:: Working data ::
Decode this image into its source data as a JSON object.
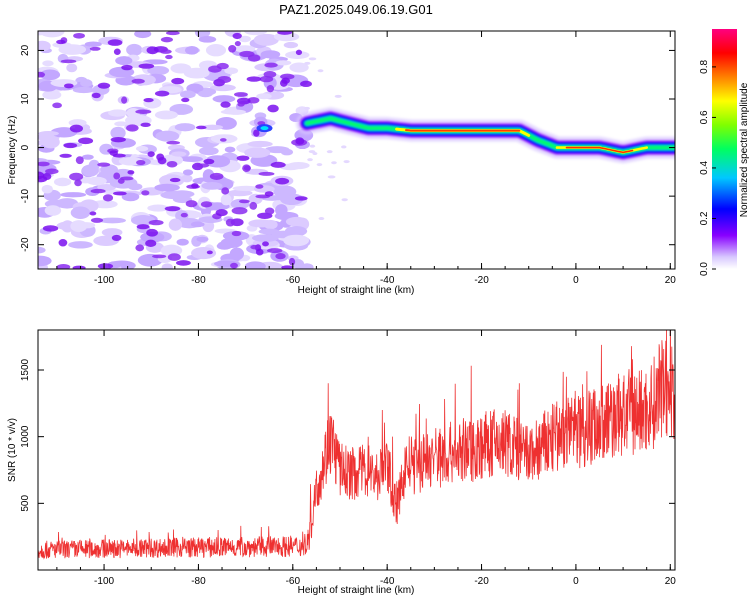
{
  "chart_data": [
    {
      "type": "heatmap",
      "title": "PAZ1.2025.049.06.19.G01",
      "xlabel": "Height of straight line (km)",
      "ylabel": "Frequency (Hz)",
      "xlim": [
        -114,
        21
      ],
      "ylim": [
        -25,
        24
      ],
      "xticks": [
        "-100",
        "-80",
        "-60",
        "-40",
        "-20",
        "0",
        "20"
      ],
      "yticks": [
        "-20",
        "-10",
        "0",
        "10",
        "20"
      ],
      "colorbar": {
        "label": "Normalized spectral amplitude",
        "range": [
          0,
          0.95
        ],
        "ticks": [
          "0.0",
          "0.2",
          "0.4",
          "0.6",
          "0.8"
        ],
        "colors": [
          "#ffffff",
          "#d8c8ff",
          "#8800ff",
          "#0000ff",
          "#00c8ff",
          "#00ff60",
          "#80ff00",
          "#ffff00",
          "#ff8000",
          "#ff0000",
          "#ff0080"
        ]
      },
      "noise_region_x": [
        -114,
        -57
      ],
      "signal_trace": {
        "x": [
          -57,
          -52,
          -48,
          -44,
          -40,
          -35,
          -30,
          -25,
          -20,
          -12,
          -8,
          -4,
          0,
          5,
          10,
          15,
          21
        ],
        "y": [
          5,
          6,
          5,
          4,
          4,
          3.5,
          3.5,
          3.5,
          3.5,
          3.5,
          1.5,
          0,
          0,
          0,
          -1,
          0,
          0
        ]
      }
    },
    {
      "type": "line",
      "title": "",
      "xlabel": "Height of straight line (km)",
      "ylabel": "SNR (10 * v/v)",
      "xlim": [
        -114,
        21
      ],
      "ylim": [
        0,
        1800
      ],
      "xticks": [
        "-100",
        "-80",
        "-60",
        "-40",
        "-20",
        "0",
        "20"
      ],
      "yticks": [
        "500",
        "1000",
        "1500"
      ],
      "series_color": "#ee3030",
      "envelope": {
        "x": [
          -114,
          -100,
          -80,
          -65,
          -57,
          -55,
          -52,
          -50,
          -47,
          -44,
          -42,
          -40,
          -38,
          -36,
          -34,
          -30,
          -25,
          -20,
          -15,
          -12,
          -10,
          -5,
          0,
          5,
          10,
          15,
          19,
          20,
          21
        ],
        "y": [
          150,
          160,
          170,
          175,
          180,
          600,
          1000,
          750,
          720,
          750,
          700,
          800,
          450,
          800,
          780,
          850,
          880,
          930,
          960,
          900,
          850,
          980,
          1050,
          1100,
          1170,
          1200,
          1350,
          1300,
          1350
        ]
      },
      "peaks": [
        {
          "x": -52.5,
          "y": 1400
        },
        {
          "x": -44,
          "y": 1000
        },
        {
          "x": -41,
          "y": 1200
        },
        {
          "x": -12,
          "y": 1400
        },
        {
          "x": -2,
          "y": 1450
        },
        {
          "x": 12,
          "y": 1580
        },
        {
          "x": 19.2,
          "y": 1850
        }
      ]
    }
  ]
}
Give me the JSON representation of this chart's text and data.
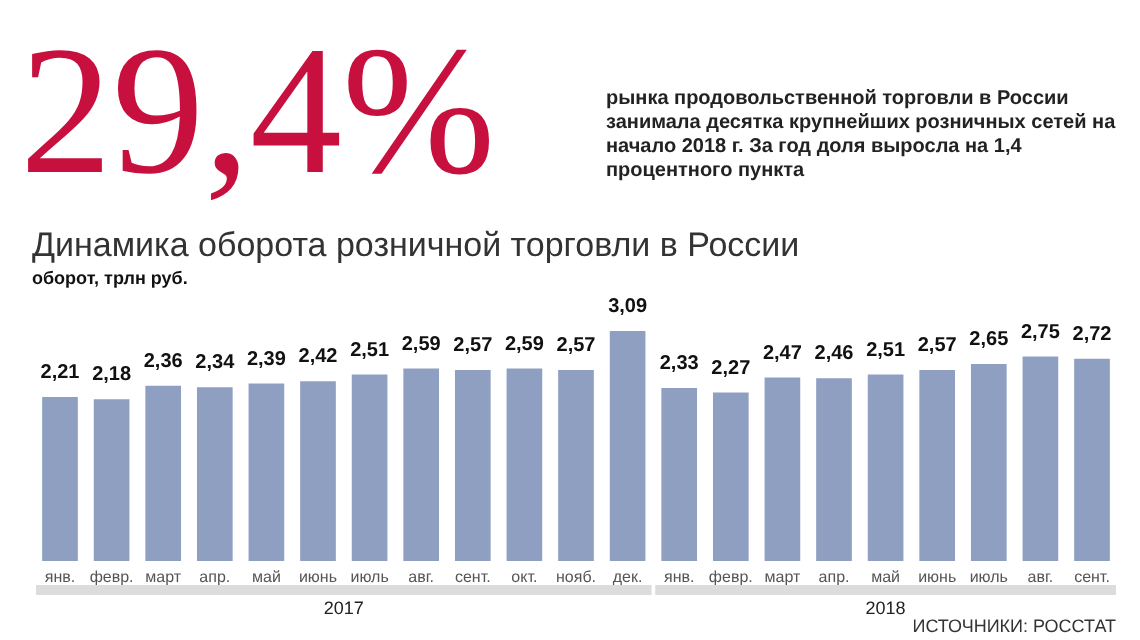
{
  "chart_data": {
    "type": "bar",
    "title": "Динамика оборота розничной торговли в России",
    "ylabel": "оборот, трлн руб.",
    "categories": [
      "янв.",
      "февр.",
      "март",
      "апр.",
      "май",
      "июнь",
      "июль",
      "авг.",
      "сент.",
      "окт.",
      "нояб.",
      "дек.",
      "янв.",
      "февр.",
      "март",
      "апр.",
      "май",
      "июнь",
      "июль",
      "авг.",
      "сент."
    ],
    "values": [
      2.21,
      2.18,
      2.36,
      2.34,
      2.39,
      2.42,
      2.51,
      2.59,
      2.57,
      2.59,
      2.57,
      3.09,
      2.33,
      2.27,
      2.47,
      2.46,
      2.51,
      2.57,
      2.65,
      2.75,
      2.72
    ],
    "value_labels": [
      "2,21",
      "2,18",
      "2,36",
      "2,34",
      "2,39",
      "2,42",
      "2,51",
      "2,59",
      "2,57",
      "2,59",
      "2,57",
      "3,09",
      "2,33",
      "2,27",
      "2,47",
      "2,46",
      "2,51",
      "2,57",
      "2,65",
      "2,75",
      "2,72"
    ],
    "color": "#8e9fc2",
    "annotations": [
      "29,4%",
      "рынка продовольственной торговли в России занимала десятка крупнейших розничных сетей на начало 2018 г. За год доля выросла на 1,4 процентного пункта",
      "2017",
      "2018",
      "ИСТОЧНИКИ: РОССТАТ"
    ]
  }
}
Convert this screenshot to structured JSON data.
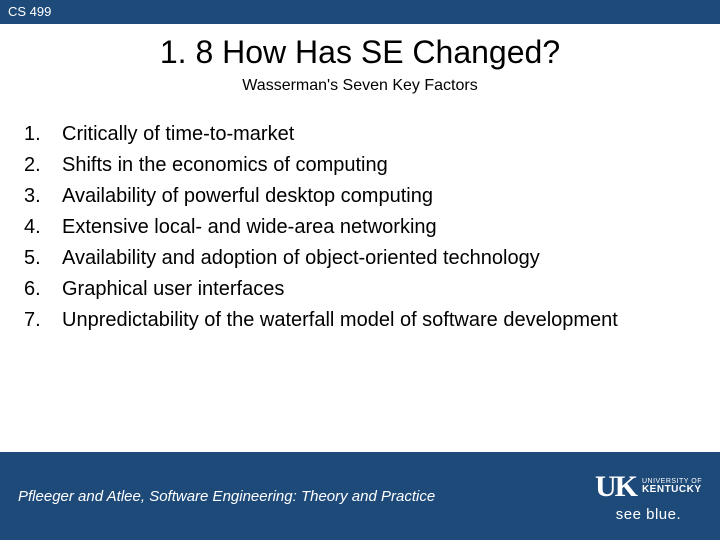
{
  "header": {
    "course_code": "CS 499"
  },
  "slide": {
    "title": "1. 8 How Has SE Changed?",
    "subtitle": "Wasserman's Seven Key Factors",
    "items": [
      {
        "num": "1.",
        "text": "Critically of time-to-market"
      },
      {
        "num": "2.",
        "text": "Shifts in the economics of computing"
      },
      {
        "num": "3.",
        "text": "Availability of powerful desktop computing"
      },
      {
        "num": "4.",
        "text": "Extensive local- and wide-area networking"
      },
      {
        "num": "5.",
        "text": "Availability and adoption of object-oriented technology"
      },
      {
        "num": "6.",
        "text": "Graphical user interfaces"
      },
      {
        "num": "7.",
        "text": "Unpredictability of the waterfall model of software development"
      }
    ]
  },
  "footer": {
    "credit": "Pfleeger and Atlee, Software Engineering: Theory and Practice",
    "logo_mark": "UK",
    "logo_line1": "UNIVERSITY OF",
    "logo_line2": "KENTUCKY",
    "tagline": "see blue."
  },
  "style": {
    "bar_bg": "#1e4a7a",
    "page_bg": "#ffffff",
    "text_color": "#000000",
    "footer_text_color": "#ffffff",
    "title_fontsize": 32,
    "subtitle_fontsize": 16,
    "body_fontsize": 20,
    "credit_fontsize": 15
  }
}
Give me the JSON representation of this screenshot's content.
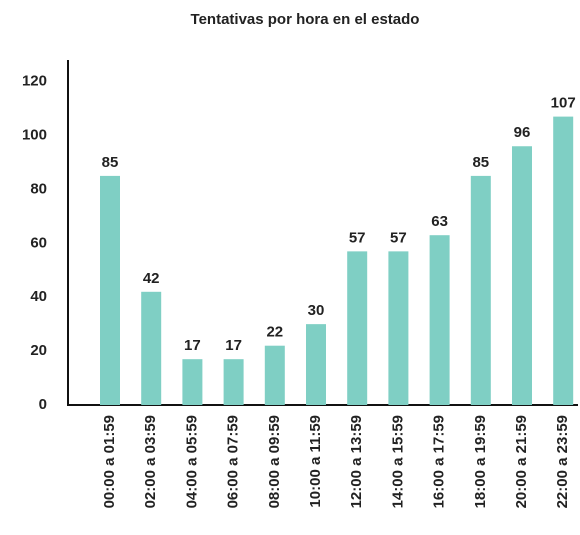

:: What the exercise asks ::
Reproduce every line from the entries that holds the word "representation".

:: The response ::
Give me the JSON representation of this chart's text and data.
Give me the JSON representation of this screenshot's content.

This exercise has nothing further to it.